It also gave the King opportunity to a policy of
”divide et impera” [Latin for ”divide and rule],
since Thomas of Lancaster loathed Lord Badlesmere
and would probably not come to Lady Badlesmere’s assistance, when the castle were besieged. [357]

And Thomas of Lancaster
fell right into the trap [poor Lord Thomas, not very smart
and dishonourable, the Lady was in need…..] and indeed didn’t help , even ordered the Marcher Lords not to  …..[358]
Lord Badlesmere himself assembled an army and tried
to help his wife and break the siege of the castle, but
was not able to do so, since Thomas of Lancaster
and the Marcher Lords didn’t come to his aid …[359]

This strategic failure of Lancaster led to a major strengthening of the position of the King:

Because of the insult to the Queen and King’s readiness
to go á royal ”fist to fist, toe to toe on this,
many barons and volunteers indeed rallied
to his  assistance ……[360]

AND his victory would lead to his regaining control of South-East England…..

Work to complete -
a – List every bracketed reference number that appears in the castle siege excerpt.
b – Transcribe the part of the castle siege excerpt that opens with the words containing "This strategic failure" and closes with "of South-East England…..".
The items after the castle siege excerpt play no part in this work.

Entries supplied -

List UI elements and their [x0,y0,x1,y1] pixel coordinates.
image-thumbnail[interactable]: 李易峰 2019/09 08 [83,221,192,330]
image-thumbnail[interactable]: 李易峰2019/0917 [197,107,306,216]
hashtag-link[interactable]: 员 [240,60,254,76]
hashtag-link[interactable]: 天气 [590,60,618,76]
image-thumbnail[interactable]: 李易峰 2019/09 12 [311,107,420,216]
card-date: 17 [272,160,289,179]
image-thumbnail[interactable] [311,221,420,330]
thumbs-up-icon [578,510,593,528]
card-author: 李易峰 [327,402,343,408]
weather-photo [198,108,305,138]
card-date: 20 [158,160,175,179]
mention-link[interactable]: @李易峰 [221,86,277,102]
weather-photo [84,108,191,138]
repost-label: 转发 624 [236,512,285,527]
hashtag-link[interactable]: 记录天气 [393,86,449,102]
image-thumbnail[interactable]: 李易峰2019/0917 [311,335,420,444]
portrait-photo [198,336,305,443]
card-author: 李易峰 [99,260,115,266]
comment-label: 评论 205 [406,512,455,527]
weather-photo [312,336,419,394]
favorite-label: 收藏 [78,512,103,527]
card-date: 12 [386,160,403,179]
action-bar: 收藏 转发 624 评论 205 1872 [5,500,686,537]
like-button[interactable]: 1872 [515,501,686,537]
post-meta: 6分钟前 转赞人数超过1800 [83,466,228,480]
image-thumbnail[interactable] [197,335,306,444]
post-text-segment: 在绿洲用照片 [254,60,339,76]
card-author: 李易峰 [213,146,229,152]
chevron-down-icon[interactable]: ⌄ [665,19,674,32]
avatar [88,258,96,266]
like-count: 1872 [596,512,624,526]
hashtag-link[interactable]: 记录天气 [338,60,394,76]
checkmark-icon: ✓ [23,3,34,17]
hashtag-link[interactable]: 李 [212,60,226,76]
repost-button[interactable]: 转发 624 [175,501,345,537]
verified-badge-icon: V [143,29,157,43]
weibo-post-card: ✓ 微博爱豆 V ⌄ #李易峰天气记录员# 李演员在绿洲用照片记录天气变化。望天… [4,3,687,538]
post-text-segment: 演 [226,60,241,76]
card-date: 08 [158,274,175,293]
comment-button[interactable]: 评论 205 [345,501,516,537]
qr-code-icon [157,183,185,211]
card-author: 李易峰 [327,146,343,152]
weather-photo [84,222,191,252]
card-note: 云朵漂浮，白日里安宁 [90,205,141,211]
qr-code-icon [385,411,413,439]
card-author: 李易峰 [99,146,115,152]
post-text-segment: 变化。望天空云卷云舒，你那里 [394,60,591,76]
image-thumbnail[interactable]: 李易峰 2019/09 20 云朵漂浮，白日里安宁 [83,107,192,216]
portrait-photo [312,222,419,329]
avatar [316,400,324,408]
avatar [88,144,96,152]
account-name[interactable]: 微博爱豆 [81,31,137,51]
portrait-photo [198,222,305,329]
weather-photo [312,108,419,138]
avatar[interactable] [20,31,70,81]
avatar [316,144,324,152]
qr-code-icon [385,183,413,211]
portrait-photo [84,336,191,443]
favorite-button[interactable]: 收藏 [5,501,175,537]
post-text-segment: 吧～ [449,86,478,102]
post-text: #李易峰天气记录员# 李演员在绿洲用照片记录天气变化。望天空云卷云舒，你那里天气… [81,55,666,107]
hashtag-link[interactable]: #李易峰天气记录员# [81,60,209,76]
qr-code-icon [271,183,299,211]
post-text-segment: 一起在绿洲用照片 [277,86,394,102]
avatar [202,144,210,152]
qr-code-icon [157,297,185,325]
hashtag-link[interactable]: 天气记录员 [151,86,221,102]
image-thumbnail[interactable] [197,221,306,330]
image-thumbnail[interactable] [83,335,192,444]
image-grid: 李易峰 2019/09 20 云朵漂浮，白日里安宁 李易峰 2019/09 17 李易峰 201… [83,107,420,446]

The results -
a – 357, 358, 359, 360

b –
This strategic failure of Lancaster led to a major strengthening of the position of the King:

Because of the insult to the Queen and King’s readiness
to go á royal ”fist to fist, toe to toe on this,
many barons and volunteers indeed rallied
to his  assistance ……[360]

AND his victory would lead to his regaining control of South-East England…..